▸ **Selection**:
━━━━━━━━━━━━━━━━
# Confusion on inner product between quantum states

I think I have a confusion on some basics of quantum mechanics. To explain my problem I constructed this following simple example. Let's consider an infinite 1D system made by two sub lattices $$A$$ and $$B$$, with $$a_{1}$$,$$a_{2}$$ the two lattice lengths. In this system an electron can jump from one site to the other with probability amplitude given by the hopping parameters $$t$$ and $$t^{'}$$ as in the figure.

The corresponding tight binding Hamiltonian for an electron in the system (only first nearest neighbor hopping) is:

$$\hat{H}=\sum_{}t_{i,j}\cdot(|i\rangle \langle j|+|j\rangle \langle i|)=\sum_{i\in A}t^{'} (|i\rangle \langle i-a_{2}|)+t(|i\rangle \langle i+a_{1}|)+h.c.$$

where by $$|i\rangle$$ I mean the i-th site position state.

Now, I want to build the matrix for H. To do that I choose to represent my wave function as a two component spinor where the two components correspond to the two sub lattices $$A,B$$:

$$\psi(x)=\begin{pmatrix}\psi_{a}(x)\\\psi_{b}(x) \end{pmatrix}$$.

So my basis would be a collection of spinors containing delta functions centered on each lattice site:

$$\phi_{i,a}=\begin{pmatrix}\delta(x_{i})\\0 \end{pmatrix}$$ and $$\phi_{j,b}=\begin{pmatrix}0\\\delta(x_{j}) \end{pmatrix}$$

where $$i$$ goes over all sites of the $$A$$ sub lattice and $$j$$ same for $$B$$.
━━━━━━━━━━━━━━━━
Please pick up the post about inner products between quantum states where its last sentence ends, and continue it in the same voice.
━━━━━━━━━━━━━━━━
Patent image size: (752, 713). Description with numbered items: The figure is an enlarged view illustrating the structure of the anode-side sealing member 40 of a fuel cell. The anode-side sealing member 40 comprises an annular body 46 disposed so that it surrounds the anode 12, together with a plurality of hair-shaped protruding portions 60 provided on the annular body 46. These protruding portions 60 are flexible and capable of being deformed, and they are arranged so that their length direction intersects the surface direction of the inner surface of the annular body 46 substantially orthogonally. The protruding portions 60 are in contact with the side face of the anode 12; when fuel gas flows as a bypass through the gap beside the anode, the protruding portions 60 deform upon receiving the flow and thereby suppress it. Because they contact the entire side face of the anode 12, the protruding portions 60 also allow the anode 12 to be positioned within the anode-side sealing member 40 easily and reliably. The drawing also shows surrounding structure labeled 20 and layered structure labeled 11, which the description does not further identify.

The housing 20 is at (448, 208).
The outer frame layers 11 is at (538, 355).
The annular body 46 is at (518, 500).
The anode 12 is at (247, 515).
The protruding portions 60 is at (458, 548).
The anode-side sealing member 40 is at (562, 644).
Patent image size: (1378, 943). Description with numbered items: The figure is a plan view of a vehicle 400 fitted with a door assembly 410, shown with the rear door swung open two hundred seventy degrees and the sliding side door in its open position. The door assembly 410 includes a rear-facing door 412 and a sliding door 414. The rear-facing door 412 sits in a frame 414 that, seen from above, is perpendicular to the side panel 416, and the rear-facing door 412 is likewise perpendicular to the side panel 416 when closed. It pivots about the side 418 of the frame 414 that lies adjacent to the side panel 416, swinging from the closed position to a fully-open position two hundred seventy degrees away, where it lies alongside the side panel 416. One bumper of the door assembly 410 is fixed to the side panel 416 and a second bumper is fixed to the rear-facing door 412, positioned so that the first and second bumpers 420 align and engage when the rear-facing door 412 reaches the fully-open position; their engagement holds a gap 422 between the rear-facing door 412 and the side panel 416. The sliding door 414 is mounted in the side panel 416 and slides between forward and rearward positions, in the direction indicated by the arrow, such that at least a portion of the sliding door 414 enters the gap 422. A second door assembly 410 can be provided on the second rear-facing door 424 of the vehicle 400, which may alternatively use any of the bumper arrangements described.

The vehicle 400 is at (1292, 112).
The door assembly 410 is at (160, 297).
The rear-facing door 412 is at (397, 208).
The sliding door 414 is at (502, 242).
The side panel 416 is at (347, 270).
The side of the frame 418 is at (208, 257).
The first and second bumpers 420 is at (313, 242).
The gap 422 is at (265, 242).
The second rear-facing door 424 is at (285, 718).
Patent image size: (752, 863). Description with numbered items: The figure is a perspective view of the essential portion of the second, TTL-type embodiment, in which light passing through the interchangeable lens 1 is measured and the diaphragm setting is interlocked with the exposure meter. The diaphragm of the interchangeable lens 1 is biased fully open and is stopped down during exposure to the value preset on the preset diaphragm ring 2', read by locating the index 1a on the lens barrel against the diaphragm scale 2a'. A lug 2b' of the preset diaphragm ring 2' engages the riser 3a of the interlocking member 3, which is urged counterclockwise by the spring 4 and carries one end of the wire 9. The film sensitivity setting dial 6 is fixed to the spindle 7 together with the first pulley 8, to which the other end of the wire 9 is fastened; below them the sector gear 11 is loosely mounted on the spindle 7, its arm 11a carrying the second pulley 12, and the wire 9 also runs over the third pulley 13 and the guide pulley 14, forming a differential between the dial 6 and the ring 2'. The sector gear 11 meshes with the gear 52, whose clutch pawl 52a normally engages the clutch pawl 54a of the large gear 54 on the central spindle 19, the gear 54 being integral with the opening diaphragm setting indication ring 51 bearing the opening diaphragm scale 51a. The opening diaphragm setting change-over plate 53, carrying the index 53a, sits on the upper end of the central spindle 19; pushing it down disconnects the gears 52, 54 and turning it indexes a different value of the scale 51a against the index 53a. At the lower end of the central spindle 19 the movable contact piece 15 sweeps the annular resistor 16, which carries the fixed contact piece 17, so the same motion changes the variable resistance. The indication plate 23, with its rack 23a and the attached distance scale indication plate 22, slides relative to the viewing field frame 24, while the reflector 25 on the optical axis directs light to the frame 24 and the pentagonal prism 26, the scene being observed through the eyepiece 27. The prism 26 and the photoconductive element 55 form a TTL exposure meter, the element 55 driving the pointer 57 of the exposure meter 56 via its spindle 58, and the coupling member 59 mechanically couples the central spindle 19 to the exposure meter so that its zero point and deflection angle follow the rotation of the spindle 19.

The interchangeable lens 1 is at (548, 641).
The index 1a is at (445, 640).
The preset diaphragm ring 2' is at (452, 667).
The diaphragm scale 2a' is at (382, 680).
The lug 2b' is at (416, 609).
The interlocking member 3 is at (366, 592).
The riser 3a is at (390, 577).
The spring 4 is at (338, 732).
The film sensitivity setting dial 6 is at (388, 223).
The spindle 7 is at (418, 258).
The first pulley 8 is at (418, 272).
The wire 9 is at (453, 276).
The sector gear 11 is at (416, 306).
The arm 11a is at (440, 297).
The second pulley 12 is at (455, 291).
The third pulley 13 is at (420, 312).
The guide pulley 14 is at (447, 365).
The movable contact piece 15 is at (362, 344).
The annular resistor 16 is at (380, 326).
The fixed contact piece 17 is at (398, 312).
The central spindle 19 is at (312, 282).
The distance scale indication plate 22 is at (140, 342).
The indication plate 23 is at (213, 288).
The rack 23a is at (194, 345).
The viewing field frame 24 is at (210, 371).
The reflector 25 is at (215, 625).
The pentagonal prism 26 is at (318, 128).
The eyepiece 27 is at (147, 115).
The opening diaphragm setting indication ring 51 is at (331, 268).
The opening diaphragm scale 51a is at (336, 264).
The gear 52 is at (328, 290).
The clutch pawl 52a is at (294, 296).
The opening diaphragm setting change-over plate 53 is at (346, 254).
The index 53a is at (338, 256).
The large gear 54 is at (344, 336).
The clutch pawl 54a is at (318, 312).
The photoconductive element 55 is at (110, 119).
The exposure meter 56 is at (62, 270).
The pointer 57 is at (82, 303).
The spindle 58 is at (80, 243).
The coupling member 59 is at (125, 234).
━━━━━━━━━━━━━━━━
▸ **Final result**:
Now comes my problem: let's say I want to calculate the matrix for $$\hat{H}$$ in momentum space. The system is translational invariant so I can just focus on the 2x2 block (corresponding to a given momentum $$k$$):

$$h(k)=\begin{pmatrix} \langle k_{A}|\hat{H}|k_{A}\rangle & \langle k_{A}|\hat{H}|k_{B}\rangle \\ \langle k_{B}|\hat{H}|k_{A}\rangle & \langle k_{B}|\hat{H}|k_{B}\rangle \end{pmatrix}$$

where by $$|k_{A}\rangle$$ I indicate a state in which the electron has momentum k and is completely delocalized on sub lattice $$A$$ (hence no amplitude on sub lattice B) and viceversa for $$|k_{B}\rangle$$ .

Now, I know that the non zero elements of the previous matrix should be the off-diagonal ones. But lets look at $$\langle k_{A}|\hat{H}|k_{B}\rangle$$:

$$\langle k_{A}|\hat{H}|k_{B}\rangle=\sum_{i \in A}t^{'}\langle k_{A}|i\rangle \langle i-a_{2}|k_{B}\rangle+t\langle k_{A}|i\rangle \langle i+a_{1}|k_{B}\rangle$$

Here is the crucial part:the term $$\langle k_{A}|i\rangle$$ is just (by definition) the conjugate wave function (written in real space) of a state with momentum k delocalized on sub lattice A.

So using the "spinor" basis I described above: $$\langle k_{A}|i\rangle= \begin{pmatrix} e^{-ik r_{i}} \\0 \end{pmatrix}^{T}$$.

By the same argument $$\langle i-a_{2}|k_{B}\rangle=\begin{pmatrix} 0 \\e^{ik (r_{i}-a_{2})} \end{pmatrix}$$.

But this would give me that the product $$\langle k_{A}|i\rangle \langle i-a_{2}|k_{B}\rangle$$ is zero (I just did the scalar product between the two previous spinors just like for vectors).

The same goes for the second term $$\langle k_{A}|i\rangle \langle i+a_{1}|k_{B}\rangle$$ hence that matrix element seems to be zero. If I argue similarly I get $$0$$ also for the other matrix elements, hence the entire Hamiltonian matrix is zero!

Can someone tell me what I'm doing wrong here?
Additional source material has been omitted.